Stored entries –
==================================================
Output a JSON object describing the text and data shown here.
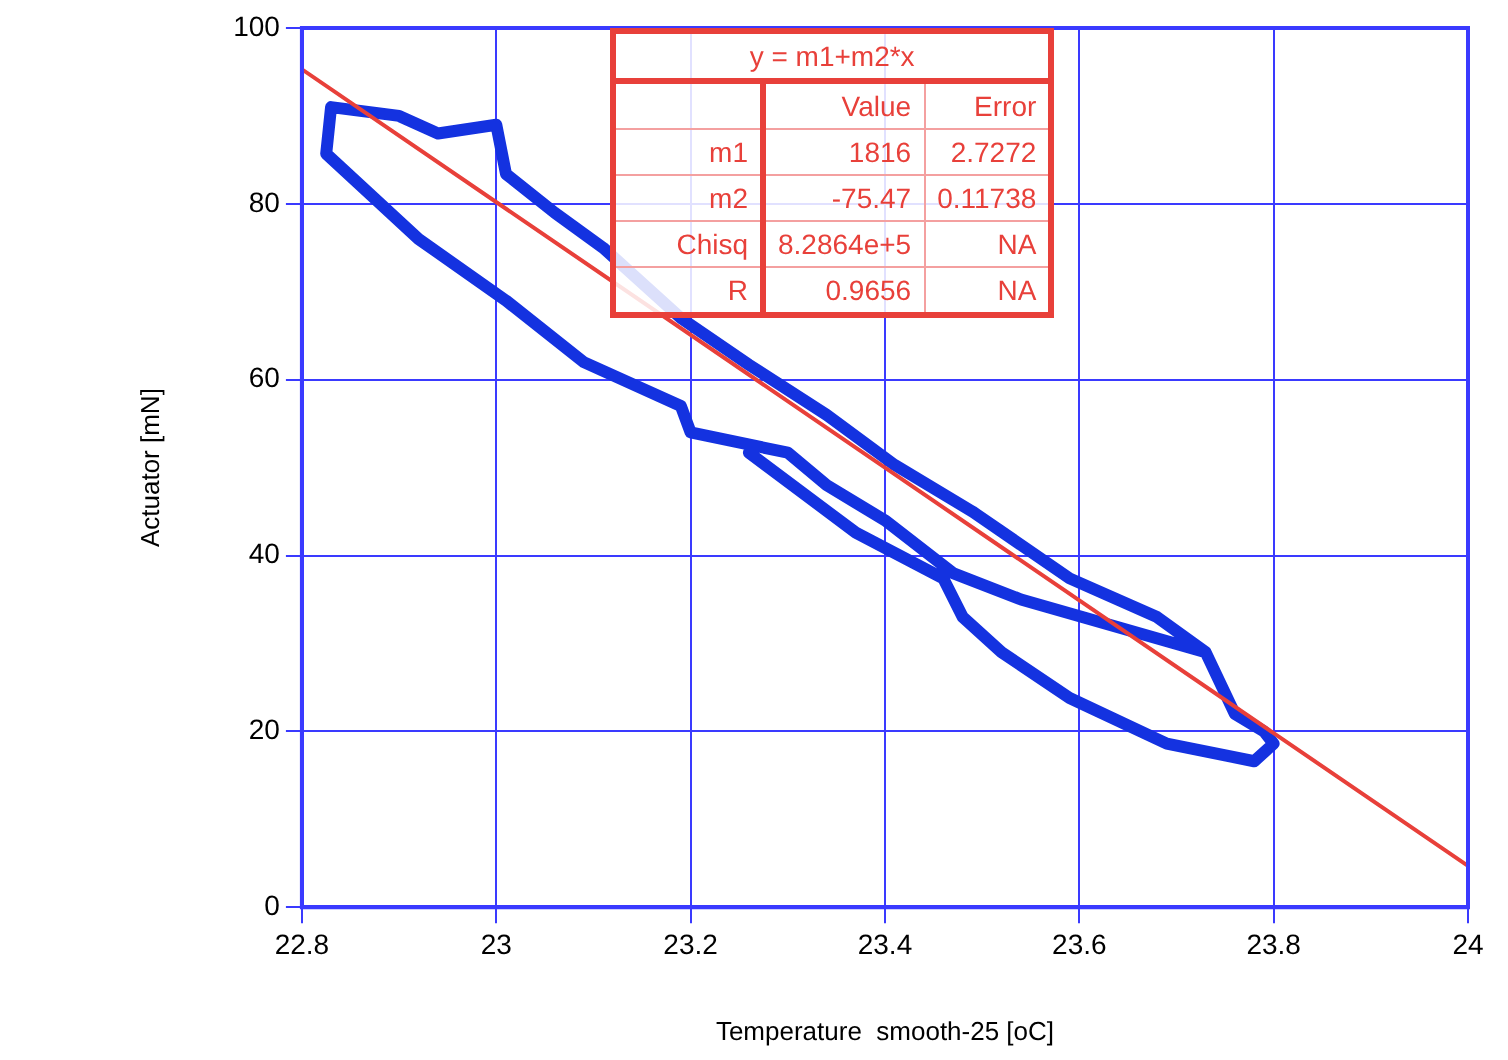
{
  "chart_data": {
    "type": "line",
    "xlabel": "Temperature  smooth-25 [oC]",
    "ylabel": "Actuator [mN]",
    "xlim": [
      22.8,
      24
    ],
    "xticks": [
      22.8,
      23,
      23.2,
      23.4,
      23.6,
      23.8,
      24
    ],
    "ylim": [
      0,
      100
    ],
    "yticks": [
      0,
      20,
      40,
      60,
      80,
      100
    ],
    "grid": true,
    "marker": "none",
    "line_style": "solid",
    "series": [
      {
        "color": "#1432e0",
        "x": [
          23.73,
          23.54,
          23.47,
          23.4,
          23.34,
          23.3,
          23.2,
          23.19,
          23.09,
          23.01,
          22.92,
          22.825,
          22.83,
          22.9,
          22.94,
          23.0,
          23.01,
          23.06,
          23.11,
          23.19,
          23.26,
          23.34,
          23.41,
          23.49,
          23.59,
          23.68,
          23.73,
          23.76,
          23.79,
          23.8,
          23.78,
          23.69,
          23.59,
          23.52,
          23.48,
          23.46,
          23.37,
          23.26
        ],
        "values": [
          29,
          35,
          38,
          44,
          48,
          51.7,
          54,
          57,
          62,
          69,
          76,
          85.7,
          91,
          90,
          88,
          89,
          83.4,
          79,
          75,
          67,
          61.7,
          56,
          50.3,
          45,
          37.4,
          33,
          29,
          22,
          20,
          18.6,
          16.6,
          18.6,
          23.8,
          29,
          33,
          37.4,
          42.6,
          51.7
        ]
      },
      {
        "type": "line",
        "color": "#e8403a",
        "x": [
          22.8,
          24
        ],
        "values": [
          95.3,
          4.7
        ]
      }
    ],
    "annotations": [
      "y = m1+m2*x",
      "Value",
      "Error",
      "m1",
      "1816",
      "2.7272",
      "m2",
      "-75.47",
      "0.11738",
      "Chisq",
      "8.2864e+5",
      "NA",
      "R",
      "0.9656",
      "NA"
    ]
  }
}
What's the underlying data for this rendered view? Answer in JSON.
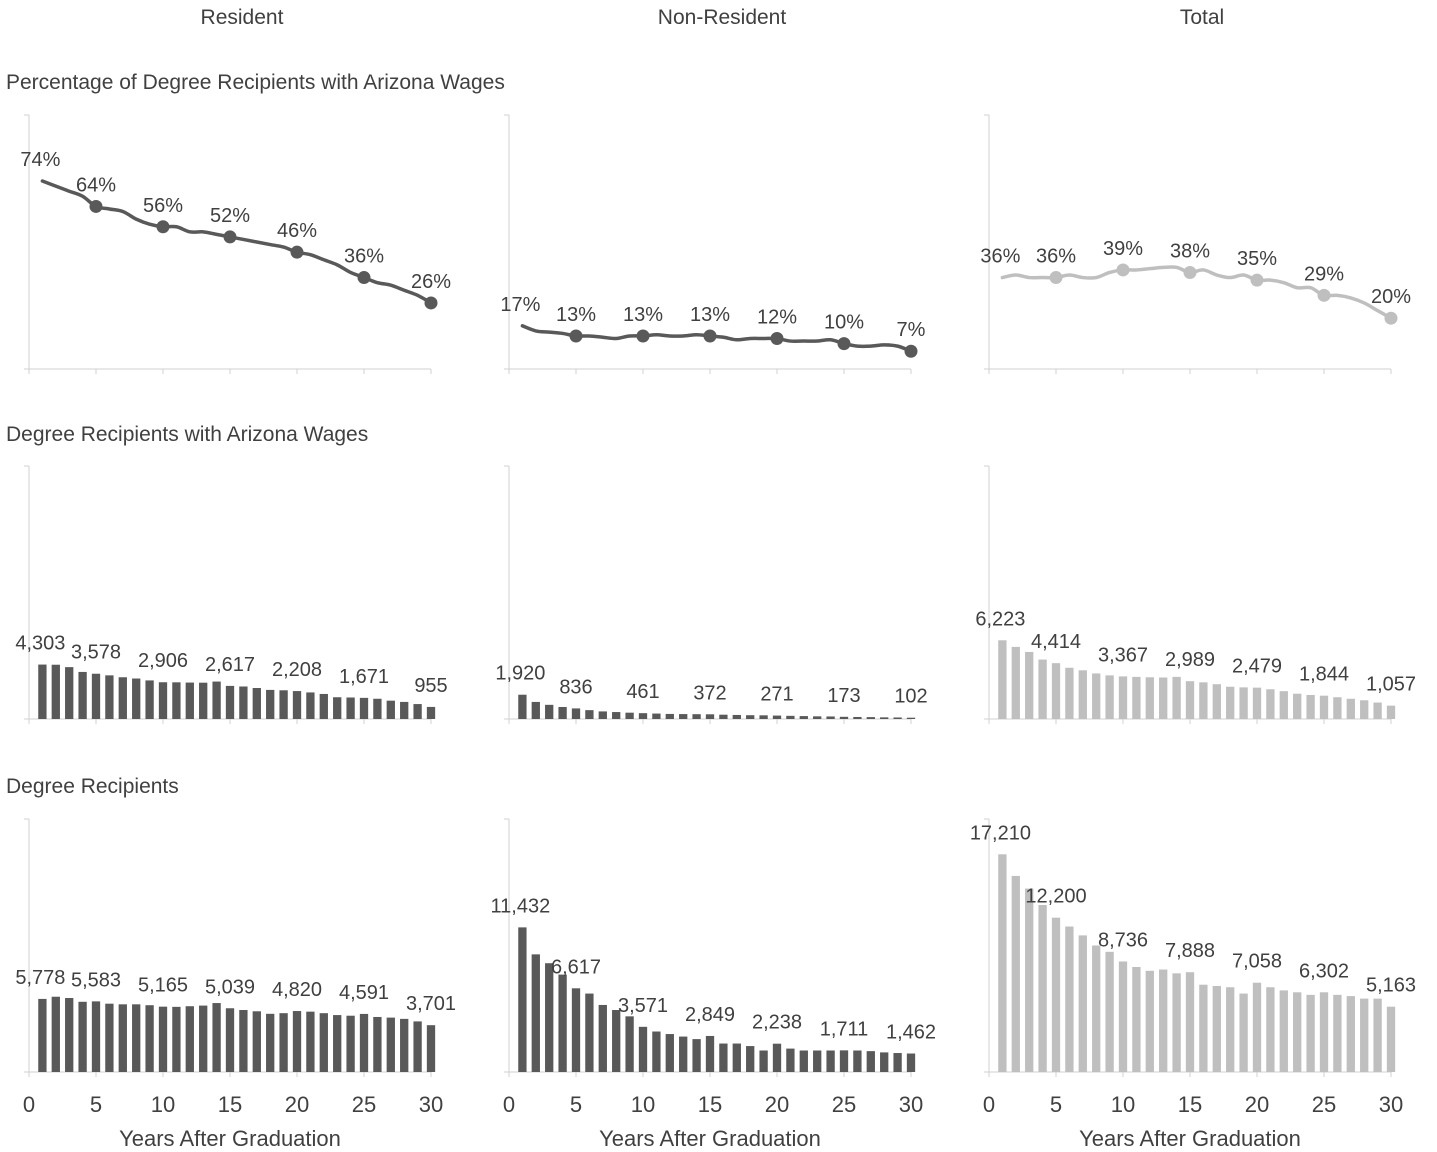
{
  "column_headers": [
    "Resident",
    "Non-Resident",
    "Total"
  ],
  "row_titles": [
    "Percentage of Degree Recipients with Arizona Wages",
    "Degree Recipients with Arizona Wages",
    "Degree Recipients"
  ],
  "colors": {
    "dark": "#595959",
    "light": "#bfbfbf",
    "axis": "#d0d0d0",
    "text": "#404040"
  },
  "chart_data": [
    {
      "type": "line",
      "group": "Resident",
      "metric": "Percentage of Degree Recipients with Arizona Wages",
      "x": [
        1,
        2,
        3,
        4,
        5,
        6,
        7,
        8,
        9,
        10,
        11,
        12,
        13,
        14,
        15,
        16,
        17,
        18,
        19,
        20,
        21,
        22,
        23,
        24,
        25,
        26,
        27,
        28,
        29,
        30
      ],
      "values": [
        0.74,
        0.72,
        0.7,
        0.68,
        0.64,
        0.63,
        0.62,
        0.59,
        0.57,
        0.56,
        0.56,
        0.54,
        0.54,
        0.53,
        0.52,
        0.51,
        0.5,
        0.49,
        0.48,
        0.46,
        0.45,
        0.43,
        0.41,
        0.38,
        0.36,
        0.34,
        0.33,
        0.31,
        0.29,
        0.26
      ],
      "labels": [
        {
          "x": 1,
          "text": "74%"
        },
        {
          "x": 5,
          "text": "64%"
        },
        {
          "x": 10,
          "text": "56%"
        },
        {
          "x": 15,
          "text": "52%"
        },
        {
          "x": 20,
          "text": "46%"
        },
        {
          "x": 25,
          "text": "36%"
        },
        {
          "x": 30,
          "text": "26%"
        }
      ],
      "markers": [
        5,
        10,
        15,
        20,
        25,
        30
      ],
      "ylim": [
        0,
        1
      ],
      "color": "dark"
    },
    {
      "type": "line",
      "group": "Non-Resident",
      "metric": "Percentage of Degree Recipients with Arizona Wages",
      "x": [
        1,
        2,
        3,
        4,
        5,
        6,
        7,
        8,
        9,
        10,
        11,
        12,
        13,
        14,
        15,
        16,
        17,
        18,
        19,
        20,
        21,
        22,
        23,
        24,
        25,
        26,
        27,
        28,
        29,
        30
      ],
      "values": [
        0.17,
        0.15,
        0.145,
        0.14,
        0.13,
        0.13,
        0.125,
        0.12,
        0.13,
        0.13,
        0.135,
        0.13,
        0.13,
        0.135,
        0.13,
        0.125,
        0.115,
        0.12,
        0.12,
        0.12,
        0.11,
        0.11,
        0.11,
        0.115,
        0.1,
        0.09,
        0.09,
        0.095,
        0.09,
        0.07
      ],
      "labels": [
        {
          "x": 1,
          "text": "17%"
        },
        {
          "x": 5,
          "text": "13%"
        },
        {
          "x": 10,
          "text": "13%"
        },
        {
          "x": 15,
          "text": "13%"
        },
        {
          "x": 20,
          "text": "12%"
        },
        {
          "x": 25,
          "text": "10%"
        },
        {
          "x": 30,
          "text": "7%"
        }
      ],
      "markers": [
        5,
        10,
        15,
        20,
        25,
        30
      ],
      "ylim": [
        0,
        1
      ],
      "color": "dark"
    },
    {
      "type": "line",
      "group": "Total",
      "metric": "Percentage of Degree Recipients with Arizona Wages",
      "x": [
        1,
        2,
        3,
        4,
        5,
        6,
        7,
        8,
        9,
        10,
        11,
        12,
        13,
        14,
        15,
        16,
        17,
        18,
        19,
        20,
        21,
        22,
        23,
        24,
        25,
        26,
        27,
        28,
        29,
        30
      ],
      "values": [
        0.36,
        0.37,
        0.36,
        0.36,
        0.36,
        0.37,
        0.36,
        0.36,
        0.38,
        0.39,
        0.39,
        0.395,
        0.4,
        0.4,
        0.38,
        0.39,
        0.37,
        0.36,
        0.37,
        0.35,
        0.35,
        0.34,
        0.32,
        0.32,
        0.29,
        0.29,
        0.28,
        0.26,
        0.23,
        0.2
      ],
      "labels": [
        {
          "x": 1,
          "text": "36%"
        },
        {
          "x": 5,
          "text": "36%"
        },
        {
          "x": 10,
          "text": "39%"
        },
        {
          "x": 15,
          "text": "38%"
        },
        {
          "x": 20,
          "text": "35%"
        },
        {
          "x": 25,
          "text": "29%"
        },
        {
          "x": 30,
          "text": "20%"
        }
      ],
      "markers": [
        5,
        10,
        15,
        20,
        25,
        30
      ],
      "ylim": [
        0,
        1
      ],
      "color": "light"
    },
    {
      "type": "bar",
      "group": "Resident",
      "metric": "Degree Recipients with Arizona Wages",
      "x": [
        1,
        2,
        3,
        4,
        5,
        6,
        7,
        8,
        9,
        10,
        11,
        12,
        13,
        14,
        15,
        16,
        17,
        18,
        19,
        20,
        21,
        22,
        23,
        24,
        25,
        26,
        27,
        28,
        29,
        30
      ],
      "values": [
        4303,
        4290,
        4100,
        3720,
        3578,
        3450,
        3300,
        3200,
        3050,
        2906,
        2900,
        2880,
        2870,
        2960,
        2617,
        2570,
        2450,
        2300,
        2270,
        2208,
        2100,
        1980,
        1720,
        1700,
        1671,
        1600,
        1450,
        1350,
        1180,
        955
      ],
      "labels": [
        {
          "x": 1,
          "text": "4,303"
        },
        {
          "x": 5,
          "text": "3,578"
        },
        {
          "x": 10,
          "text": "2,906"
        },
        {
          "x": 15,
          "text": "2,617"
        },
        {
          "x": 20,
          "text": "2,208"
        },
        {
          "x": 25,
          "text": "1,671"
        },
        {
          "x": 30,
          "text": "955"
        }
      ],
      "ylim": [
        0,
        20000
      ],
      "color": "dark"
    },
    {
      "type": "bar",
      "group": "Non-Resident",
      "metric": "Degree Recipients with Arizona Wages",
      "x": [
        1,
        2,
        3,
        4,
        5,
        6,
        7,
        8,
        9,
        10,
        11,
        12,
        13,
        14,
        15,
        16,
        17,
        18,
        19,
        20,
        21,
        22,
        23,
        24,
        25,
        26,
        27,
        28,
        29,
        30
      ],
      "values": [
        1920,
        1350,
        1120,
        950,
        836,
        700,
        600,
        550,
        500,
        461,
        430,
        400,
        390,
        380,
        372,
        340,
        320,
        300,
        290,
        271,
        250,
        230,
        210,
        200,
        173,
        160,
        150,
        130,
        120,
        102
      ],
      "labels": [
        {
          "x": 1,
          "text": "1,920"
        },
        {
          "x": 5,
          "text": "836"
        },
        {
          "x": 10,
          "text": "461"
        },
        {
          "x": 15,
          "text": "372"
        },
        {
          "x": 20,
          "text": "271"
        },
        {
          "x": 25,
          "text": "173"
        },
        {
          "x": 30,
          "text": "102"
        }
      ],
      "ylim": [
        0,
        20000
      ],
      "color": "dark"
    },
    {
      "type": "bar",
      "group": "Total",
      "metric": "Degree Recipients with Arizona Wages",
      "x": [
        1,
        2,
        3,
        4,
        5,
        6,
        7,
        8,
        9,
        10,
        11,
        12,
        13,
        14,
        15,
        16,
        17,
        18,
        19,
        20,
        21,
        22,
        23,
        24,
        25,
        26,
        27,
        28,
        29,
        30
      ],
      "values": [
        6223,
        5700,
        5300,
        4700,
        4414,
        4050,
        3850,
        3600,
        3450,
        3367,
        3330,
        3300,
        3280,
        3330,
        2989,
        2900,
        2750,
        2550,
        2500,
        2479,
        2350,
        2200,
        2000,
        1900,
        1844,
        1720,
        1600,
        1480,
        1300,
        1057
      ],
      "labels": [
        {
          "x": 1,
          "text": "6,223"
        },
        {
          "x": 5,
          "text": "4,414"
        },
        {
          "x": 10,
          "text": "3,367"
        },
        {
          "x": 15,
          "text": "2,989"
        },
        {
          "x": 20,
          "text": "2,479"
        },
        {
          "x": 25,
          "text": "1,844"
        },
        {
          "x": 30,
          "text": "1,057"
        }
      ],
      "ylim": [
        0,
        20000
      ],
      "color": "light"
    },
    {
      "type": "bar",
      "group": "Resident",
      "metric": "Degree Recipients",
      "x": [
        1,
        2,
        3,
        4,
        5,
        6,
        7,
        8,
        9,
        10,
        11,
        12,
        13,
        14,
        15,
        16,
        17,
        18,
        19,
        20,
        21,
        22,
        23,
        24,
        25,
        26,
        27,
        28,
        29,
        30
      ],
      "values": [
        5778,
        5950,
        5850,
        5550,
        5583,
        5400,
        5350,
        5350,
        5280,
        5165,
        5150,
        5200,
        5250,
        5450,
        5039,
        4900,
        4800,
        4600,
        4650,
        4820,
        4770,
        4650,
        4500,
        4450,
        4591,
        4350,
        4300,
        4200,
        4000,
        3701
      ],
      "labels": [
        {
          "x": 1,
          "text": "5,778"
        },
        {
          "x": 5,
          "text": "5,583"
        },
        {
          "x": 10,
          "text": "5,165"
        },
        {
          "x": 15,
          "text": "5,039"
        },
        {
          "x": 20,
          "text": "4,820"
        },
        {
          "x": 25,
          "text": "4,591"
        },
        {
          "x": 30,
          "text": "3,701"
        }
      ],
      "ylim": [
        0,
        20000
      ],
      "color": "dark"
    },
    {
      "type": "bar",
      "group": "Non-Resident",
      "metric": "Degree Recipients",
      "x": [
        1,
        2,
        3,
        4,
        5,
        6,
        7,
        8,
        9,
        10,
        11,
        12,
        13,
        14,
        15,
        16,
        17,
        18,
        19,
        20,
        21,
        22,
        23,
        24,
        25,
        26,
        27,
        28,
        29,
        30
      ],
      "values": [
        11432,
        9300,
        8600,
        7700,
        6617,
        6200,
        5300,
        4900,
        4400,
        3571,
        3200,
        3000,
        2800,
        2600,
        2849,
        2250,
        2250,
        2050,
        1700,
        2238,
        1850,
        1700,
        1700,
        1700,
        1711,
        1700,
        1650,
        1550,
        1500,
        1462
      ],
      "labels": [
        {
          "x": 1,
          "text": "11,432"
        },
        {
          "x": 5,
          "text": "6,617"
        },
        {
          "x": 10,
          "text": "3,571"
        },
        {
          "x": 15,
          "text": "2,849"
        },
        {
          "x": 20,
          "text": "2,238"
        },
        {
          "x": 25,
          "text": "1,711"
        },
        {
          "x": 30,
          "text": "1,462"
        }
      ],
      "ylim": [
        0,
        20000
      ],
      "color": "dark"
    },
    {
      "type": "bar",
      "group": "Total",
      "metric": "Degree Recipients",
      "x": [
        1,
        2,
        3,
        4,
        5,
        6,
        7,
        8,
        9,
        10,
        11,
        12,
        13,
        14,
        15,
        16,
        17,
        18,
        19,
        20,
        21,
        22,
        23,
        24,
        25,
        26,
        27,
        28,
        29,
        30
      ],
      "values": [
        17210,
        15500,
        14500,
        13200,
        12200,
        11500,
        10800,
        10000,
        9500,
        8736,
        8300,
        8000,
        8100,
        7800,
        7888,
        6900,
        6800,
        6700,
        6200,
        7058,
        6700,
        6450,
        6300,
        6100,
        6302,
        6100,
        6000,
        5800,
        5800,
        5163
      ],
      "labels": [
        {
          "x": 1,
          "text": "17,210"
        },
        {
          "x": 5,
          "text": "12,200"
        },
        {
          "x": 10,
          "text": "8,736"
        },
        {
          "x": 15,
          "text": "7,888"
        },
        {
          "x": 20,
          "text": "7,058"
        },
        {
          "x": 25,
          "text": "6,302"
        },
        {
          "x": 30,
          "text": "5,163"
        }
      ],
      "ylim": [
        0,
        20000
      ],
      "color": "light"
    }
  ],
  "x_axis": {
    "xlim": [
      0,
      30
    ],
    "ticks": [
      "0",
      "5",
      "10",
      "15",
      "20",
      "25",
      "30"
    ],
    "label": "Years After Graduation"
  }
}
==================================================
Given instruction – Which lines contain "JSON"? Show each of them.

The response –
Output a JSON object describing the text and data shown here.
What's the underlying data for this rendered view? Answer in JSON.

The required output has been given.